**What is being asked**
Convert the lines below into a JSON list of strings, one string per line, omitting blank lines. Leave the pictures out of the answer.
[Start Data]
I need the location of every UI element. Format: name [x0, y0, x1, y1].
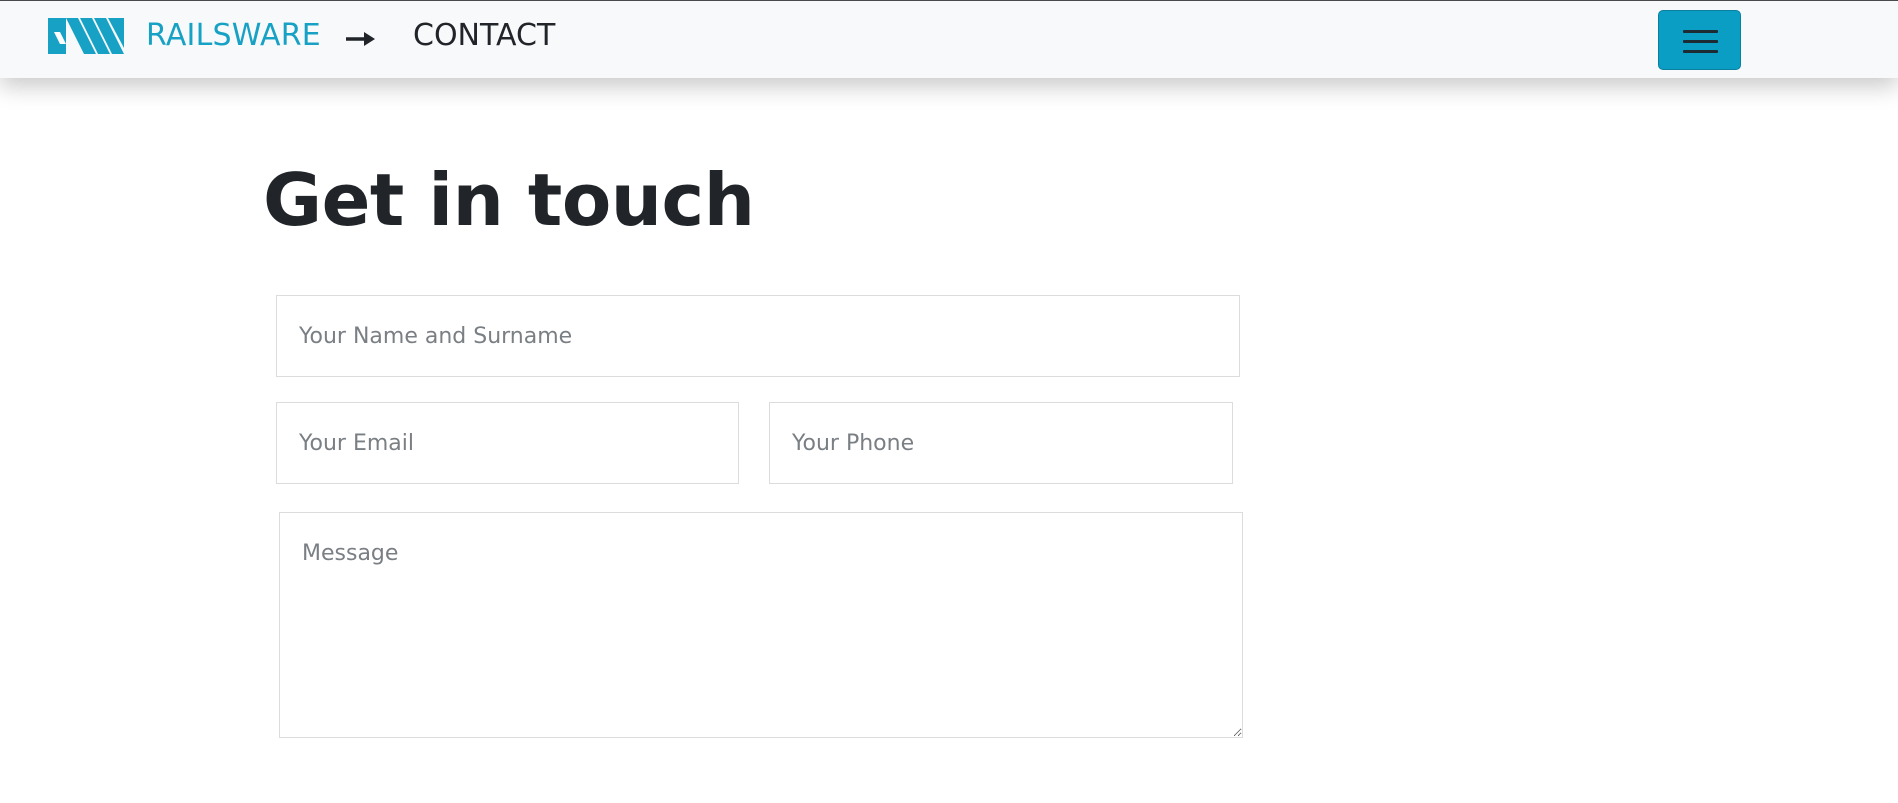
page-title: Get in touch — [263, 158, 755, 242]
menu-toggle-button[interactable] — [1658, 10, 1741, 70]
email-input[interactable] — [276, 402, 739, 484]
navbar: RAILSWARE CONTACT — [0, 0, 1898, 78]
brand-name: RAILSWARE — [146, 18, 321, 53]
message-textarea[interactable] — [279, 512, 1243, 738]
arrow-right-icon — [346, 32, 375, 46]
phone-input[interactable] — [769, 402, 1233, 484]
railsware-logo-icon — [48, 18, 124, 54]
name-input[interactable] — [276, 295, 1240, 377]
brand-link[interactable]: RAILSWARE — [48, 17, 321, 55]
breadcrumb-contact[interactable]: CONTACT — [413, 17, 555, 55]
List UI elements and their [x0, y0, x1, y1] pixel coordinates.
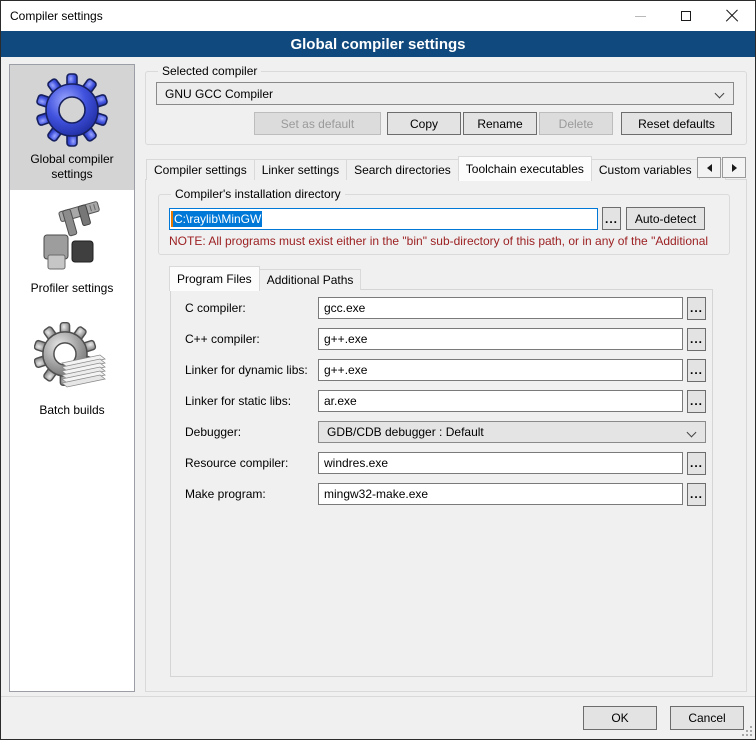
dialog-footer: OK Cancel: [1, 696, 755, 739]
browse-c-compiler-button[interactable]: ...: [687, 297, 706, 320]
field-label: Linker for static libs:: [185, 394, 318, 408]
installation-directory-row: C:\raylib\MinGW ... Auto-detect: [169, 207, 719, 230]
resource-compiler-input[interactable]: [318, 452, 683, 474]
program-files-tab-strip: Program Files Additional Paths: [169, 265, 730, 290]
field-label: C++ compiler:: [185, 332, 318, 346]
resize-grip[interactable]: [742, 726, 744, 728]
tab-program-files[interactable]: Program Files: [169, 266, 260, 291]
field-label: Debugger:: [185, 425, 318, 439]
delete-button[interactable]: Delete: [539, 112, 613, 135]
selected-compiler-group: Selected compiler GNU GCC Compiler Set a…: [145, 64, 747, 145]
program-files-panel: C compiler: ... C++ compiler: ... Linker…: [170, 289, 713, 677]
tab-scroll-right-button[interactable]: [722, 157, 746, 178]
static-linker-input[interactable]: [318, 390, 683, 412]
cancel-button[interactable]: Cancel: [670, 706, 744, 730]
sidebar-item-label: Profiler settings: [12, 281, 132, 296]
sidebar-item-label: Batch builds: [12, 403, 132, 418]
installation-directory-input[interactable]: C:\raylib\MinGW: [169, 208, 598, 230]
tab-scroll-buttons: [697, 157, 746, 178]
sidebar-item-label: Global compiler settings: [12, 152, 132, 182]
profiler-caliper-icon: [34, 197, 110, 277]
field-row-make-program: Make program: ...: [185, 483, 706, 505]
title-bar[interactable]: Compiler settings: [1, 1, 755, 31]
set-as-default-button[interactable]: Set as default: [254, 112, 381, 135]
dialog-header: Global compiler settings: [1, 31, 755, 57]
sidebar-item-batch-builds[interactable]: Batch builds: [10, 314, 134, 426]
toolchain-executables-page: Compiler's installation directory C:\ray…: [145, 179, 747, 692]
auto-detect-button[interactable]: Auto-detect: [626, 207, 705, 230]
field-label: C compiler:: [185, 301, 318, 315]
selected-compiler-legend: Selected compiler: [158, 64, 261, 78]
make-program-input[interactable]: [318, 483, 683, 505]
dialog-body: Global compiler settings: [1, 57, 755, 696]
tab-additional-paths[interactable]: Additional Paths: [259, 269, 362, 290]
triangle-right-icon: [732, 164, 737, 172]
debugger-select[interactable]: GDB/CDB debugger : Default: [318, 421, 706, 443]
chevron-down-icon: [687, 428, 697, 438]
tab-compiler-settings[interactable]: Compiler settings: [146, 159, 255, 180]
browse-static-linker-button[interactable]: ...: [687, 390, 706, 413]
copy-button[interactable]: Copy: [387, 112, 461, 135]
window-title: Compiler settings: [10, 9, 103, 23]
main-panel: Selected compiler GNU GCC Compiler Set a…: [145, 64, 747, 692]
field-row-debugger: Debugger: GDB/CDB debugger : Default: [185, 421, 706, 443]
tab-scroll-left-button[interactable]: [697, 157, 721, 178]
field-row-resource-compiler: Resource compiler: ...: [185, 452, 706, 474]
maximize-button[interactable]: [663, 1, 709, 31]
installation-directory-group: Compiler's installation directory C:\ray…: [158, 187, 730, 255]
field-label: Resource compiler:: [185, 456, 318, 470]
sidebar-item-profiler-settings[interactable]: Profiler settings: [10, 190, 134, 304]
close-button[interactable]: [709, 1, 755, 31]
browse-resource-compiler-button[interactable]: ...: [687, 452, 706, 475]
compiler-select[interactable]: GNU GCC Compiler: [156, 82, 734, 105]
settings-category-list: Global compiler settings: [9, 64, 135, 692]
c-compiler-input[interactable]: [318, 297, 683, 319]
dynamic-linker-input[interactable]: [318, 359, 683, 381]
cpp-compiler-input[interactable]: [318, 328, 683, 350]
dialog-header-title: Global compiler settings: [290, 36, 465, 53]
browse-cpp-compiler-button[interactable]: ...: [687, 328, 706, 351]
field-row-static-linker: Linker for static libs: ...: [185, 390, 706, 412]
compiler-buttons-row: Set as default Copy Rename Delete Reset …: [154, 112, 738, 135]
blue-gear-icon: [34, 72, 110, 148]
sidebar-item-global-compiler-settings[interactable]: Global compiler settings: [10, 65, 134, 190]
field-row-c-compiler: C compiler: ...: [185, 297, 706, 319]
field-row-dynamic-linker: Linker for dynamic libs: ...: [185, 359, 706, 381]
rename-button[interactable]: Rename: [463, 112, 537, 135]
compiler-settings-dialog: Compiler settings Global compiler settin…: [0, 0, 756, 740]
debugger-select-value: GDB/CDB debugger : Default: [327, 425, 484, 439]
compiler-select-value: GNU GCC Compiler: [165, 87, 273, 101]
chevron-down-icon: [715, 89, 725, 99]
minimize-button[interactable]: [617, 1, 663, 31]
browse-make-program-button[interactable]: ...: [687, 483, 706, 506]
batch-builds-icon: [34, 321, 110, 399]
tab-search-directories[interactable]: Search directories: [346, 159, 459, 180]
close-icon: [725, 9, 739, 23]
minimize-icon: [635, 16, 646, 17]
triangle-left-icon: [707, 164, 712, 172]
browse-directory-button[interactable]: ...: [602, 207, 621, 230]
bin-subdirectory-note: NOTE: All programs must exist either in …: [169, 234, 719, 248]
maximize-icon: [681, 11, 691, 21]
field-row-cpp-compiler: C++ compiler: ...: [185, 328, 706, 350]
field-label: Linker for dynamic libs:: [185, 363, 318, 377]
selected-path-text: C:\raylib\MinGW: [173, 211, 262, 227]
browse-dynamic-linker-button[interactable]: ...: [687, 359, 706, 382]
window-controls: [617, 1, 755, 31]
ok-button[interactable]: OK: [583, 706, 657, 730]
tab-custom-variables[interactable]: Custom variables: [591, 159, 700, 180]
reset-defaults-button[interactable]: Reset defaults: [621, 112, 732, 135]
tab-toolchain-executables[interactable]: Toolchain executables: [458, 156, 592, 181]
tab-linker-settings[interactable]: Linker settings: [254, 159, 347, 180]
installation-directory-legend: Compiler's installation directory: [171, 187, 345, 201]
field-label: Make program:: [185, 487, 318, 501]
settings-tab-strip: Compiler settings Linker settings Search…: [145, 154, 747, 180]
[End Data]
**Solution to the problem**
[
  "I need the location of every UI element. Format: name [x0, y0, x1, y1].",
  "page-title: Get in touch — [263, 158, 755, 242]",
  "menu-toggle-button[interactable] — [1658, 10, 1741, 70]",
  "email-input[interactable] — [276, 402, 739, 484]",
  "navbar: RAILSWARE CONTACT — [0, 0, 1898, 78]",
  "brand-name: RAILSWARE — [146, 18, 321, 53]",
  "message-textarea[interactable] — [279, 512, 1243, 738]",
  "arrow-right-icon — [346, 32, 375, 46]",
  "phone-input[interactable] — [769, 402, 1233, 484]",
  "railsware-logo-icon — [48, 18, 124, 54]",
  "name-input[interactable] — [276, 295, 1240, 377]",
  "brand-link[interactable]: RAILSWARE — [48, 17, 321, 55]",
  "breadcrumb-contact[interactable]: CONTACT — [413, 17, 555, 55]",
  "List UI elements and their [x0, y0, x1, y1] pixel coordinates.",
  "dialog-footer: OK Cancel: [1, 696, 755, 739]",
  "browse-c-compiler-button[interactable]: ...: [687, 297, 706, 320]",
  "field-label: Linker for static libs:: [185, 394, 318, 408]",
  "installation-directory-row: C:\\raylib\\MinGW ... Auto-detect: [169, 207, 719, 230]",
  "resource-compiler-input[interactable]: [318, 452, 683, 474]",
  "program-files-tab-strip: Program Files Additional Paths: [169, 265, 730, 290]",
  "field-label: C++ compiler:: [185, 332, 318, 346]",
  "resize-grip[interactable]: [742, 726, 744, 728]",
  "tab-program-files[interactable]: Program Files: [169, 266, 260, 291]",
  "field-label: Debugger:: [185, 425, 318, 439]",
  "delete-button[interactable]: Delete: [539, 112, 613, 135]",
  "selected-compiler-group: Selected compiler GNU GCC Compiler Set a…: [145, 64, 747, 145]",
  "program-files-panel: C compiler: ... C++ compiler: ... Linker…: [170, 289, 713, 677]",
  "tab-scroll-right-button[interactable]: [722, 157, 746, 178]",
  "static-linker-input[interactable]: [318, 390, 683, 412]",
  "cancel-button[interactable]: Cancel: [670, 706, 744, 730]",
  "sidebar-item-label: Profiler settings: [12, 281, 132, 296]",
  "sidebar-item-label: Batch builds: [12, 403, 132, 418]",
  "installation-directory-input[interactable]: C:\\raylib\\MinGW: [169, 208, 598, 230]",
  "tab-scroll-buttons: [697, 157, 746, 178]",
  "sidebar-item-label: Global compiler settings: [12, 152, 132, 182]",
  "profiler-caliper-icon: [34, 197, 110, 277]",
  "field-row-make-program: Make program: ...: [185, 483, 706, 505]",
  "title-bar[interactable]: Compiler settings: [1, 1, 755, 31]",
  "set-as-default-button[interactable]: Set as default: [254, 112, 381, 135]",
  "dialog-header: Global compiler settings: [1, 31, 755, 57]",
  "sidebar-item-batch-builds[interactable]: Batch builds: [10, 314, 134, 426]",
  "toolchain-executables-page: Compiler's installation directory C:\\ray…: [145, 179, 747, 692]",
  "auto-detect-button[interactable]: Auto-detect: [626, 207, 705, 230]",
  "field-label: C compiler:: [185, 301, 318, 315]",
  "selected-compiler-legend: Selected compiler: [158, 64, 261, 78]",
  "make-program-input[interactable]: [318, 483, 683, 505]",
  "dialog-body: Global compiler settings: [1, 57, 755, 696]",
  "tab-additional-paths[interactable]: Additional Paths: [259, 269, 362, 290]",
  "triangle-right-icon: [732, 164, 737, 172]",
  "debugger-select[interactable]: GDB/CDB debugger : Default: [318, 421, 706, 443]",
  "chevron-down-icon: [687, 428, 697, 438]",
  "tab-compiler-settings[interactable]: Compiler settings: [146, 159, 255, 180]",
  "browse-static-linker-button[interactable]: ...: [687, 390, 706, 413]",
  "copy-button[interactable]: Copy: [387, 112, 461, 135]",
  "window-title: Compiler settings: [10, 9, 103, 23]",
  "main-panel: Selected compiler GNU GCC Compiler Set a…: [145, 64, 747, 692]",
  "field-row-debugger: Debugger: GDB/CDB debugger : Default: [185, 421, 706, 443]",
  "tab-scroll-left-button[interactable]: [697, 157, 721, 178]",
  "field-row-resource-compiler: Resource compiler: ...: [185, 452, 706, 474]",
  "maximize-button[interactable]: [663, 1, 709, 31]",
  "installation-directory-group: Compiler's installation directory C:\\ray…: [158, 187, 730, 255]",
  "field-label: Resource compiler:: [185, 456, 318, 470]",
  "sidebar-item-profiler-settings[interactable]: Profiler settings: [10, 190, 134, 304]",
  "close-button[interactable]: [709, 1, 755, 31]",
  "browse-resource-compiler-button[interactable]: ...: [687, 452, 706, 475]",
  "compiler-select[interactable]: GNU GCC Compiler: [156, 82, 734, 105]",
  "settings-category-list: Global compiler settings: [9, 64, 135, 692]",
  "c-compiler-input[interactable]: [318, 297, 683, 319]",
  "dynamic-linker-input[interactable]: [318, 359, 683, 381]",
  "cpp-compiler-input[interactable]: [318, 328, 683, 350]",
  "dialog-header-title: Global compiler settings: [290, 36, 465, 53]",
  "browse-cpp-compiler-button[interactable]: ...: [687, 328, 706, 351]",
  "field-row-static-linker: Linker for static libs: ...: [185, 390, 706, 412]",
  "compiler-buttons-row: Set as default Copy Rename Delete Reset …: [154, 112, 738, 135]",
  "blue-gear-icon: [34, 72, 110, 148]",
  "sidebar-item-global-compiler-settings[interactable]: Global compiler settings: [10, 65, 134, 190]",
  "field-row-c-compiler: C compiler: ...: [185, 297, 706, 319]",
  "field-row-dynamic-linker: Linker for dynamic libs: ...: [185, 359, 706, 381]",
  "rename-button[interactable]: Rename: [463, 112, 537, 135]",
  "compiler-settings-dialog: Compiler settings Global compiler settin…: [0, 0, 756, 740]",
  "debugger-select-value: GDB/CDB debugger : Default: [327, 425, 484, 439]",
  "compiler-select-value: GNU GCC Compiler: [165, 87, 273, 101]",
  "chevron-down-icon: [715, 89, 725, 99]",
  "minimize-button[interactable]: [617, 1, 663, 31]",
  "browse-make-program-button[interactable]: ...: [687, 483, 706, 506]",
  "batch-builds-icon: [34, 321, 110, 399]",
  "tab-search-directories[interactable]: Search directories: [346, 159, 459, 180]",
  "close-icon: [725, 9, 739, 23]",
  "minimize-icon: [635, 16, 646, 17]",
  "triangle-left-icon: [707, 164, 712, 172]",
  "browse-directory-button[interactable]: ...: [602, 207, 621, 230]",
  "bin-subdirectory-note: NOTE: All programs must exist either in …: [169, 234, 719, 248]",
  "maximize-icon: [681, 11, 691, 21]",
  "field-row-cpp-compiler: C++ compiler: ...: [185, 328, 706, 350]",
  "field-label: Linker for dynamic libs:: [185, 363, 318, 377]",
  "selected-path-text: C:\\raylib\\MinGW: [173, 211, 262, 227]",
  "browse-dynamic-linker-button[interactable]: ...: [687, 359, 706, 382]",
  "window-controls: [617, 1, 755, 31]",
  "ok-button[interactable]: OK: [583, 706, 657, 730]",
  "tab-custom-variables[interactable]: Custom variables: [591, 159, 700, 180]",
  "reset-defaults-button[interactable]: Reset defaults: [621, 112, 732, 135]",
  "tab-toolchain-executables[interactable]: Toolchain executables: [458, 156, 592, 181]",
  "tab-linker-settings[interactable]: Linker settings: [254, 159, 347, 180]",
  "installation-directory-legend: Compiler's installation directory: [171, 187, 345, 201]",
  "field-label: Make program:: [185, 487, 318, 501]",
  "settings-tab-strip: Compiler settings Linker settings Search…: [145, 154, 747, 180]"
]